Re: [PATCH v3 1/5] net: add header len parameter to tun_get_socket(), tap_get_socket()

From: Jason Wang <jasowang@redhat.com>
To: David Woodhouse <dwmw2@infradead.org>, netdev@vger.kernel.org
Cc: "Eugenio Pérez" <eperezma@redhat.com>,
	"Willem de Bruijn" <willemb@google.com>,
	"Michael S. Tsirkin" <mst@redhat.com>
Subject: Re: [PATCH v3 1/5] net: add header len parameter to tun_get_socket(), tap_get_socket()
Date: Mon, 28 Jun 2021 12:22:20 +0800	[thread overview]
Message-ID: <8b274bbf-56d8-554e-3aac-077883245e7f@redhat.com> (raw)
In-Reply-To: <4b33ed9ac98c28e8980043d482cc3549acfba799.camel@infradead.org>

在 2021/6/25 下午4:23, David Woodhouse 写道:
> On Fri, 2021-06-25 at 13:00 +0800, Jason Wang wrote:
>> 在 2021/6/24 下午8:30, David Woodhouse 写道:
>>> From: David Woodhouse <dwmw@amazon.co.uk>
>>>
>>> The vhost-net driver was making wild assumptions about the header length
>>> of the underlying tun/tap socket.
>>
>> It's by design to depend on the userspace to co-ordinate the vnet header
>> setting with the underlying sockets.
>>
>>
>>>    Then it was discarding packets if
>>> the number of bytes it got from sock_recvmsg() didn't precisely match
>>> its guess.
>>
>> Anything that is broken by this? The failure is a hint for the userspace
>> that something is wrong during the coordination.
> I am not a fan of this approach. I firmly believe that for a given
> configuration, the kernel should either *work* or it should gracefully
> refuse to set it up that way. And the requirements should be clearly
> documented.

### [Provided data]
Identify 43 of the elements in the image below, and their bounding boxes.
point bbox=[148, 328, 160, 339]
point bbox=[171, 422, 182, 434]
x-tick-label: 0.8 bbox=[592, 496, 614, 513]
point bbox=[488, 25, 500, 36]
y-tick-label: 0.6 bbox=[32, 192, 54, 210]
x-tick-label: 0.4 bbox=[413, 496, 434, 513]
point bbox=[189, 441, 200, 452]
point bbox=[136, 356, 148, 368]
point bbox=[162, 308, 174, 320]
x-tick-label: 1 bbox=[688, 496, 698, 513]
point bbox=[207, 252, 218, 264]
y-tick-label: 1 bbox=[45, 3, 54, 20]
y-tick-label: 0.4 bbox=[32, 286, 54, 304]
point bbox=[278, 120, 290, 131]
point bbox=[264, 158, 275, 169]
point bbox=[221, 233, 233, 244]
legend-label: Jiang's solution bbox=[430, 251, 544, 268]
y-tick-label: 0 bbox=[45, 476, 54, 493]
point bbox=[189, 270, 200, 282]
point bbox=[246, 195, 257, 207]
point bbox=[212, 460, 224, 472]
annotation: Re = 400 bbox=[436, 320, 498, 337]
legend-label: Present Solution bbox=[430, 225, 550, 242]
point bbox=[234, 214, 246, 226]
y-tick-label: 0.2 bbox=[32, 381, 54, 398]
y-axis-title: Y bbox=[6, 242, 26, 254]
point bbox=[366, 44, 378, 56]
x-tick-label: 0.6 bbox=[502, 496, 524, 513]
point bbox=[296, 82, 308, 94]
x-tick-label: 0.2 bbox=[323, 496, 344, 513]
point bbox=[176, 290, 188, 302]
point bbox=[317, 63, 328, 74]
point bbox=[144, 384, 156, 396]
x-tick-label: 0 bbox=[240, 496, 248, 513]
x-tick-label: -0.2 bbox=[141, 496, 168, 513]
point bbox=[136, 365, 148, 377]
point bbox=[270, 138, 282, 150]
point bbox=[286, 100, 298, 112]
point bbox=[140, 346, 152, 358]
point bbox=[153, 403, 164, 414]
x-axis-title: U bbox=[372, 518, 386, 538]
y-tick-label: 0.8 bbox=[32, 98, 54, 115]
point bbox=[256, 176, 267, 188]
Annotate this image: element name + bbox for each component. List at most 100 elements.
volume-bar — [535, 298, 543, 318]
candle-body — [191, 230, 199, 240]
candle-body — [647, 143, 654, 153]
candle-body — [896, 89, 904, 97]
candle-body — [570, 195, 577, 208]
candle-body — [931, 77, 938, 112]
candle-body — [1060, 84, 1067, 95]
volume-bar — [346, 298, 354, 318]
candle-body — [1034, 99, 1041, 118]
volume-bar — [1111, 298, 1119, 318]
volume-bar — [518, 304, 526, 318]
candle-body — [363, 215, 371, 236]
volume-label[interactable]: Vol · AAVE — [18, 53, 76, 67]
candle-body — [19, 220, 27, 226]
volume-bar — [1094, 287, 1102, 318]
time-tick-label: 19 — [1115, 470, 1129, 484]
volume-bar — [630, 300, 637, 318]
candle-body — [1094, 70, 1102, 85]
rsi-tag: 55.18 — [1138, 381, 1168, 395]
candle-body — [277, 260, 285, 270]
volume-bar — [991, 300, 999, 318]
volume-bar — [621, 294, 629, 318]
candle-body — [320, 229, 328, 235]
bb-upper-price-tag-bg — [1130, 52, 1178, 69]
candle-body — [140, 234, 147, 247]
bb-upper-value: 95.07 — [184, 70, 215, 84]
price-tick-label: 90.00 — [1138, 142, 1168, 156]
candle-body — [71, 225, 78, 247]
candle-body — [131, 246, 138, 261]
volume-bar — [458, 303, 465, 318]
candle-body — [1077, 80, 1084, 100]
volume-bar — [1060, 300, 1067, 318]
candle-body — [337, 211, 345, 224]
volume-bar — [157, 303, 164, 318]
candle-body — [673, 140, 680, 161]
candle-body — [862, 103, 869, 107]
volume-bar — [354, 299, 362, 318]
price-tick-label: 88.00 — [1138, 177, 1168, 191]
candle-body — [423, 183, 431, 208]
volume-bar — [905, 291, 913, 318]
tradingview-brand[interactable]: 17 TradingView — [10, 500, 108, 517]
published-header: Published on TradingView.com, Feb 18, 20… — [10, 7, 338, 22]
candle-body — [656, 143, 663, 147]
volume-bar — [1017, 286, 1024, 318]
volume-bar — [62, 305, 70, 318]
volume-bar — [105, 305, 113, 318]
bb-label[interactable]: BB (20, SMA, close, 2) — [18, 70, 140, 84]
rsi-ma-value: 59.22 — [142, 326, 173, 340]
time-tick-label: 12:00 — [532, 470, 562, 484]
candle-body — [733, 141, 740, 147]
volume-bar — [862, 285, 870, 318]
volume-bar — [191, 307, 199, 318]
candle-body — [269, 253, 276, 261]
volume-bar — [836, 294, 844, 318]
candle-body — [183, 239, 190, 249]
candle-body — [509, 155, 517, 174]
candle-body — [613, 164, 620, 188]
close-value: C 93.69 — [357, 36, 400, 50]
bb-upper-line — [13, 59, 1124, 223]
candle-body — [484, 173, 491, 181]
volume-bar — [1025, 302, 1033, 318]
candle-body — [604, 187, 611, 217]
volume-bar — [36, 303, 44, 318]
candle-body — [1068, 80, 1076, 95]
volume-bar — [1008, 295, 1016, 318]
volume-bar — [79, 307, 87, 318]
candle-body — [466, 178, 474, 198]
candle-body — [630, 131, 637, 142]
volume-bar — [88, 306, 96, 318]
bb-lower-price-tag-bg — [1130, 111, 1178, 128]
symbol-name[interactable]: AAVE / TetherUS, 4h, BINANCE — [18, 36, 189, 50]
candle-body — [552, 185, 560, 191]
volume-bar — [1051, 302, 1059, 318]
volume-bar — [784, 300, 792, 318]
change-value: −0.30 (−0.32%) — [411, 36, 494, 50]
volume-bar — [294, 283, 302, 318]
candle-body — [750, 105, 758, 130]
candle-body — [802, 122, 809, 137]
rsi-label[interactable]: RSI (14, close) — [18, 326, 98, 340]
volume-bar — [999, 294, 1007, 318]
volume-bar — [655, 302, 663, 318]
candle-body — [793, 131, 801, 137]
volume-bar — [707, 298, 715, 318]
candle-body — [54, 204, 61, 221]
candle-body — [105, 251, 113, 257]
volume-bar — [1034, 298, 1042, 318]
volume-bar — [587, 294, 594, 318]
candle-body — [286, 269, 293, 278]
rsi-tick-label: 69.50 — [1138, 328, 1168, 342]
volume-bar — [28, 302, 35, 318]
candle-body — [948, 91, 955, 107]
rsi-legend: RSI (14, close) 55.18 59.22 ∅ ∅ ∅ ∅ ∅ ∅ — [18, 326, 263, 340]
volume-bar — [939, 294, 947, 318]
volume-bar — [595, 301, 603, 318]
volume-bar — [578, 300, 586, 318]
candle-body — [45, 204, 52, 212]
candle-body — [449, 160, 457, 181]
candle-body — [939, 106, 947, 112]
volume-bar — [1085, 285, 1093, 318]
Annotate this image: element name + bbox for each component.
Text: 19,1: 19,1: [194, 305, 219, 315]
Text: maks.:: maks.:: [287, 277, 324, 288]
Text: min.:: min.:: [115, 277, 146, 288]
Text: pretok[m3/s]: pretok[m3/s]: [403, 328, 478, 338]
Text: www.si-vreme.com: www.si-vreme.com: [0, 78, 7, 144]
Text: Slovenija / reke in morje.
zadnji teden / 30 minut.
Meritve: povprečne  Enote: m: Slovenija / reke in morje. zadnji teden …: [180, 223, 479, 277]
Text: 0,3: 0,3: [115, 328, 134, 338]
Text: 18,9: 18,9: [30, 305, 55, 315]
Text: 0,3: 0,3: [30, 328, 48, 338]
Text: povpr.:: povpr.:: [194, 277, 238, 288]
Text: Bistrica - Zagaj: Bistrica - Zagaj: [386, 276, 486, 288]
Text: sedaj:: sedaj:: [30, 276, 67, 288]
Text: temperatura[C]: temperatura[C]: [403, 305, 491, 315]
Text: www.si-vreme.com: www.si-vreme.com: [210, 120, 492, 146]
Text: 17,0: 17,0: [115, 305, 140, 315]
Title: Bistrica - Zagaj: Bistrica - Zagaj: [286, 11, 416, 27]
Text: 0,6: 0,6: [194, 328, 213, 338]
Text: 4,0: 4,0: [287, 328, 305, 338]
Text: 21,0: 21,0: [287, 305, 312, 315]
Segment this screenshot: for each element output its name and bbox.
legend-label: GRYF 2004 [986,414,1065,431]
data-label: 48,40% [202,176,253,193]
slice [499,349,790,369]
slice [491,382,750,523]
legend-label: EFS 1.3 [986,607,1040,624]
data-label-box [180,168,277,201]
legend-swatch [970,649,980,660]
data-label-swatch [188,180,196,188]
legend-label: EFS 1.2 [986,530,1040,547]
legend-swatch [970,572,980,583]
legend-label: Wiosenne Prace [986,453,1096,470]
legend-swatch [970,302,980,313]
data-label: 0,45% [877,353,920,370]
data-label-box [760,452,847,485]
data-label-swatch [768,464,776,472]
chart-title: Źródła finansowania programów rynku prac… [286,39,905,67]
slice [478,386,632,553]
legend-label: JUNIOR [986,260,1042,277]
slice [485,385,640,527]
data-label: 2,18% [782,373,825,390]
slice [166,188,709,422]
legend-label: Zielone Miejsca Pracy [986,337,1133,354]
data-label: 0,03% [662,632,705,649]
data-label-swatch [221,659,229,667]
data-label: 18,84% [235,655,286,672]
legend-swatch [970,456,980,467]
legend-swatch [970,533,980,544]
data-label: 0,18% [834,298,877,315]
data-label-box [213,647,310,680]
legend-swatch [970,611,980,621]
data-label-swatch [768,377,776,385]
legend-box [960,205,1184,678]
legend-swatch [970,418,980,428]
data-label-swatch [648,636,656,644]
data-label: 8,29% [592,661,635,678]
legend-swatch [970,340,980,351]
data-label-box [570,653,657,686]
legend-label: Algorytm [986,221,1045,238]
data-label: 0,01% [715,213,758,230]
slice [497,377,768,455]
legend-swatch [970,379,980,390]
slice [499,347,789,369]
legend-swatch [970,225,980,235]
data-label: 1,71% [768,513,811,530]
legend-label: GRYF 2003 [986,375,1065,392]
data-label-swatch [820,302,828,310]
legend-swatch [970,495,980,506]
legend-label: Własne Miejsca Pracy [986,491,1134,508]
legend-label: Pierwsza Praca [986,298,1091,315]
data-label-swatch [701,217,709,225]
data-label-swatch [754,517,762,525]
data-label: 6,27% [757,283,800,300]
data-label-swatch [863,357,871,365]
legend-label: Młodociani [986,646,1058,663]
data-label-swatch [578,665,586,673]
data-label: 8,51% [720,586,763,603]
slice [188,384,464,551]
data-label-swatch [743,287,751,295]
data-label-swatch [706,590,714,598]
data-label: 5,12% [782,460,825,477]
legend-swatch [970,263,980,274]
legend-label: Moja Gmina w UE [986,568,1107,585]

### [What is asked]
1. From the mailing list reply about the tun/tap header length patch, extract the passage from "在 2021/6/25 下午4:23, David" up to and including "the underlying sockets.".
2. In the mailing list reply about the tun/tap header length patch, what did the vhost-net driver do when the number of bytes it got from sock_recvmsg() didn't match its guess?

### [Worked solutions]
1.
在 2021/6/25 下午4:23, David Woodhouse 写道:
> On Fri, 2021-06-25 at 13:00 +0800, Jason Wang wrote:
>> 在 2021/6/24 下午8:30, David Woodhouse 写道:
>>> From: David Woodhouse <dwmw@amazon.co.uk>
>>>
>>> The vhost-net driver was making wild assumptions about the header length
>>> of the underlying tun/tap socket.
>>
>> It's by design to depend on the userspace to co-ordinate the vnet header
>> setting with the underlying sockets.

2. It discarded the packets.